(Stored dataset items)
····················
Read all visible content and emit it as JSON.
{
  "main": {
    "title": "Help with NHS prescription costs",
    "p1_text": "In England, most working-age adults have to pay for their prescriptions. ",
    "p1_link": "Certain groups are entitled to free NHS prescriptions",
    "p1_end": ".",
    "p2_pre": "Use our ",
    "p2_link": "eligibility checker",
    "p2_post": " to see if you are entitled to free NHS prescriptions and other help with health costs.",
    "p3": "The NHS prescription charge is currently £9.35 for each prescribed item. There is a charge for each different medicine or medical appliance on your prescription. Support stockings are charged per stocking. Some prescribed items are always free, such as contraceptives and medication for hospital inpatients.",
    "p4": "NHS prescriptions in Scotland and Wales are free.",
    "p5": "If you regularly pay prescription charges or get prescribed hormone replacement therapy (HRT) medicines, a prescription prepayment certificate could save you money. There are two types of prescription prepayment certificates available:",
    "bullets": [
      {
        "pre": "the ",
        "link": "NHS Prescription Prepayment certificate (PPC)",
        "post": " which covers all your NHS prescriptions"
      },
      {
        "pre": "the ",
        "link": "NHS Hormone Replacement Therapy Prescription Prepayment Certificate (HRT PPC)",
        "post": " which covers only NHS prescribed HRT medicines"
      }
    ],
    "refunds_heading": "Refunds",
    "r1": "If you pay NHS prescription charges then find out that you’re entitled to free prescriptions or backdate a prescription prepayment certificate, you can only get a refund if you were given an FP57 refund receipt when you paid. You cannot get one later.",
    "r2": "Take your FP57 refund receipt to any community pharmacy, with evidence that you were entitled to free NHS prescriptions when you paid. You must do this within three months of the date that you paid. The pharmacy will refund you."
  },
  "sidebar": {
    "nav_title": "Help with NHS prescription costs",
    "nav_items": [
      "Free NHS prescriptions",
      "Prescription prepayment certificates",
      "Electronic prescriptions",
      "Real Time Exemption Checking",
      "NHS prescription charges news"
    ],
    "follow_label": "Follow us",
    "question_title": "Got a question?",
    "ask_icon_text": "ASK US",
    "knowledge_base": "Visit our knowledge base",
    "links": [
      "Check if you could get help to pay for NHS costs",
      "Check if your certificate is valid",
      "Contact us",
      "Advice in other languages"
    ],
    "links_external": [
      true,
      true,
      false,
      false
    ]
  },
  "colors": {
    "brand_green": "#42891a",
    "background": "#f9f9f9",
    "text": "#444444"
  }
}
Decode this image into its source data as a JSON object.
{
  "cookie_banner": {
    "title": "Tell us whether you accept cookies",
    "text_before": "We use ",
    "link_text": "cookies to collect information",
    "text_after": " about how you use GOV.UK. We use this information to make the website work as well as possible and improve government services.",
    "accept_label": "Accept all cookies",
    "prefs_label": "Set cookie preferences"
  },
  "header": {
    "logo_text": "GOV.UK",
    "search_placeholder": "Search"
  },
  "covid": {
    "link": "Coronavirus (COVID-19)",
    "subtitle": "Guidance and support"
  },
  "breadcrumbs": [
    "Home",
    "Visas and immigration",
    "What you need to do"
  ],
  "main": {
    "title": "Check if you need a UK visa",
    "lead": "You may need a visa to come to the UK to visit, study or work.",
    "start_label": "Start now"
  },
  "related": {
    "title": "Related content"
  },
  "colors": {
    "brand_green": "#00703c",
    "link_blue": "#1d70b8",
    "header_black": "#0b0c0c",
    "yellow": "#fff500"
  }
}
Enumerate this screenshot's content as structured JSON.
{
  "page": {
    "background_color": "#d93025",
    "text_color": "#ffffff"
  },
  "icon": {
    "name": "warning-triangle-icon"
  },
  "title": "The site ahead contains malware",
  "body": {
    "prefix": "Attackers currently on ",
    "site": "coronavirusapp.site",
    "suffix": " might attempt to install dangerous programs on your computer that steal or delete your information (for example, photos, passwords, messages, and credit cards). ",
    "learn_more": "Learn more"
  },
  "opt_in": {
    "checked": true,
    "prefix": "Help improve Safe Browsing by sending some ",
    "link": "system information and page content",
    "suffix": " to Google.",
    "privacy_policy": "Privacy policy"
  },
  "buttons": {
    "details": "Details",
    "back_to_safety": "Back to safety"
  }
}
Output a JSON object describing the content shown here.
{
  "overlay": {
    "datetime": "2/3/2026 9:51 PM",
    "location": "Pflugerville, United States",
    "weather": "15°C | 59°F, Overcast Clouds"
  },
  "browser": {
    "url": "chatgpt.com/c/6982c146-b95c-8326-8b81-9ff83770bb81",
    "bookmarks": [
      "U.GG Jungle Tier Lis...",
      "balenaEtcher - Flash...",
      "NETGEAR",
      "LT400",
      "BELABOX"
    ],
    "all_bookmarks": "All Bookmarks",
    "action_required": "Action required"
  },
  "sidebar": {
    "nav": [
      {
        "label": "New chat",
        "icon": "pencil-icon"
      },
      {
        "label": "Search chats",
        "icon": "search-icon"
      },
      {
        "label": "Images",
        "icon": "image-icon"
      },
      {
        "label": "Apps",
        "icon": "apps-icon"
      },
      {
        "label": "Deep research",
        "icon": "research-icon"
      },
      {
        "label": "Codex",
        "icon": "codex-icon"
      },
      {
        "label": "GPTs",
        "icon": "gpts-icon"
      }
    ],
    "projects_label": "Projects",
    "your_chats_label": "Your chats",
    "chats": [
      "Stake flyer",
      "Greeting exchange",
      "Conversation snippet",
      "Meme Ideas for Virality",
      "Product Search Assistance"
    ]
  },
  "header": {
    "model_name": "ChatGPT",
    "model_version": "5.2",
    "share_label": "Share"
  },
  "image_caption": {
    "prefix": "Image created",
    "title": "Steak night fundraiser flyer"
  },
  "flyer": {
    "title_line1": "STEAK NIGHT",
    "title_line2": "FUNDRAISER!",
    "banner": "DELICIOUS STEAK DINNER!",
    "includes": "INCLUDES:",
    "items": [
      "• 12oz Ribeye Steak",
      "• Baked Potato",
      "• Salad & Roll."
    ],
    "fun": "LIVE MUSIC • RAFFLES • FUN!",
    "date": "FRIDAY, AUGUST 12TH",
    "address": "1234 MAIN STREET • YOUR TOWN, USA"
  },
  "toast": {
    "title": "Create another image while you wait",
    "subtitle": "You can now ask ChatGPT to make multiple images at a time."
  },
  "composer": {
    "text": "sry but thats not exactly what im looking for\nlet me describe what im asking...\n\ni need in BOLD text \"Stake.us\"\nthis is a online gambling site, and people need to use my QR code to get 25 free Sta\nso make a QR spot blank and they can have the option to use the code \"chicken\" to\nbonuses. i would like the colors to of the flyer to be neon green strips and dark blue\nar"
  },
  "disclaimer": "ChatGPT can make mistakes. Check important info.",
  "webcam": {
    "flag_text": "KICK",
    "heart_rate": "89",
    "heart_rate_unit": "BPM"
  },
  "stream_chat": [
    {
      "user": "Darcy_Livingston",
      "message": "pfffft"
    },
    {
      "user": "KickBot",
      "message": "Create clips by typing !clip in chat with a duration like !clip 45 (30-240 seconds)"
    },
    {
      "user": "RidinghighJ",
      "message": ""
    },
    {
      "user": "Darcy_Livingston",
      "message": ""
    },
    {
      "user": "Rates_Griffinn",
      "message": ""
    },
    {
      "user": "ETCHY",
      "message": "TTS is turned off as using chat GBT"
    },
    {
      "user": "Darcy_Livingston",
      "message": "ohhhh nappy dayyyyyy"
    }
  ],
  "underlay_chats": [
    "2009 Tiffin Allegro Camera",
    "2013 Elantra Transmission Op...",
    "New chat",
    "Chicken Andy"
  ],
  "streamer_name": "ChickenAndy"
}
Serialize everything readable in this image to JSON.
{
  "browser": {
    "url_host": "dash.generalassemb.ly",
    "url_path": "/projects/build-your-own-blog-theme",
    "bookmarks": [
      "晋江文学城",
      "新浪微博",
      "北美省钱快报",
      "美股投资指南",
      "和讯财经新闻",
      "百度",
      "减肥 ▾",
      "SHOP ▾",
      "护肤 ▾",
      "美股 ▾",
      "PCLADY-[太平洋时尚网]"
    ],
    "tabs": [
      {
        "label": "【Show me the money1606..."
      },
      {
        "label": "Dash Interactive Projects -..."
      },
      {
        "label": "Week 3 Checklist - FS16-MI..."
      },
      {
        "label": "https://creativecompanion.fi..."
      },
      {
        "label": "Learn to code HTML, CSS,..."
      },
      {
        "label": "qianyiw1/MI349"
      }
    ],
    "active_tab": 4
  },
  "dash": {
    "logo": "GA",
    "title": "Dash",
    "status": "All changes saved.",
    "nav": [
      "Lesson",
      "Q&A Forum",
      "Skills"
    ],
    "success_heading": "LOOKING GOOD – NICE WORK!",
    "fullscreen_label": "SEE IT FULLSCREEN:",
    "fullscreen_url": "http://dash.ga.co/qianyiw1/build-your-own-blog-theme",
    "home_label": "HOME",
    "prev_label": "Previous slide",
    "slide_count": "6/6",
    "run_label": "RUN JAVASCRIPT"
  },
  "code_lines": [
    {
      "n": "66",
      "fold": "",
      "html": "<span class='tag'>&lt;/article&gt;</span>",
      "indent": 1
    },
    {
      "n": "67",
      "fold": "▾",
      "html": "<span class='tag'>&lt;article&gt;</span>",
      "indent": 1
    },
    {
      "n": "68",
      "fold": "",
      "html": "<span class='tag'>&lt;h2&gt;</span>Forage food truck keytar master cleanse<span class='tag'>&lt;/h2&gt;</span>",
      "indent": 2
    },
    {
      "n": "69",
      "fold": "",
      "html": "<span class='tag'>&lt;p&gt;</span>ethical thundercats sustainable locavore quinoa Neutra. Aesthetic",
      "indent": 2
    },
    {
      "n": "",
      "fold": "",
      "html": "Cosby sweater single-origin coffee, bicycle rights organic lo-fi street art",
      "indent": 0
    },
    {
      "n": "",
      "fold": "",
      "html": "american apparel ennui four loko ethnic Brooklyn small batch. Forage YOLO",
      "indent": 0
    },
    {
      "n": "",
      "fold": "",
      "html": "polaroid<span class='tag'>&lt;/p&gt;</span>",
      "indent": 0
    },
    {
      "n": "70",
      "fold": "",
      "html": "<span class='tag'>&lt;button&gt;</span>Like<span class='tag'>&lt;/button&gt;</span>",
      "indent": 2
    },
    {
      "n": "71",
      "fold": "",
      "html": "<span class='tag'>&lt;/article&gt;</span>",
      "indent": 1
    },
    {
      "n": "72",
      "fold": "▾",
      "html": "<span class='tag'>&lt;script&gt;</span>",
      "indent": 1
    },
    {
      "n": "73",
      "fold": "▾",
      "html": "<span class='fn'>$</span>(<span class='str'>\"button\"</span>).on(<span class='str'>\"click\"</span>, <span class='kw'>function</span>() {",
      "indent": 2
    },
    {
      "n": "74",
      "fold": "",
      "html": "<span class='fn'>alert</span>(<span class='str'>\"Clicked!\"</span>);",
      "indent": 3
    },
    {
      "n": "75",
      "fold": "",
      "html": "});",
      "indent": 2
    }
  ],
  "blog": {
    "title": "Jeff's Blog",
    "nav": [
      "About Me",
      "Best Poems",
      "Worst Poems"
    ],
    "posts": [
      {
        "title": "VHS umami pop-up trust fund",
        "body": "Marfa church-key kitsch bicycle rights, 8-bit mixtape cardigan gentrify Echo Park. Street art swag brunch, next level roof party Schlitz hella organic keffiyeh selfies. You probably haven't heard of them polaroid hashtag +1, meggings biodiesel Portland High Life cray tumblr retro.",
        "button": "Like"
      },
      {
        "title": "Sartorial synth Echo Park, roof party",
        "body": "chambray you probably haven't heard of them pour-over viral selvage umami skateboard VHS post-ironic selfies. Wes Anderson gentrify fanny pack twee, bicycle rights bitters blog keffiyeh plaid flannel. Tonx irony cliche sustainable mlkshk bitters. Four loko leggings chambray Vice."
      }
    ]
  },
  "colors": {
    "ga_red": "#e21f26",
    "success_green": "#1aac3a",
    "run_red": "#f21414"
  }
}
····················
**Problem requirements**
Using the records above, find the number of lines that contain the string "selfies", and give that number without further comment.

**Problem solution**
2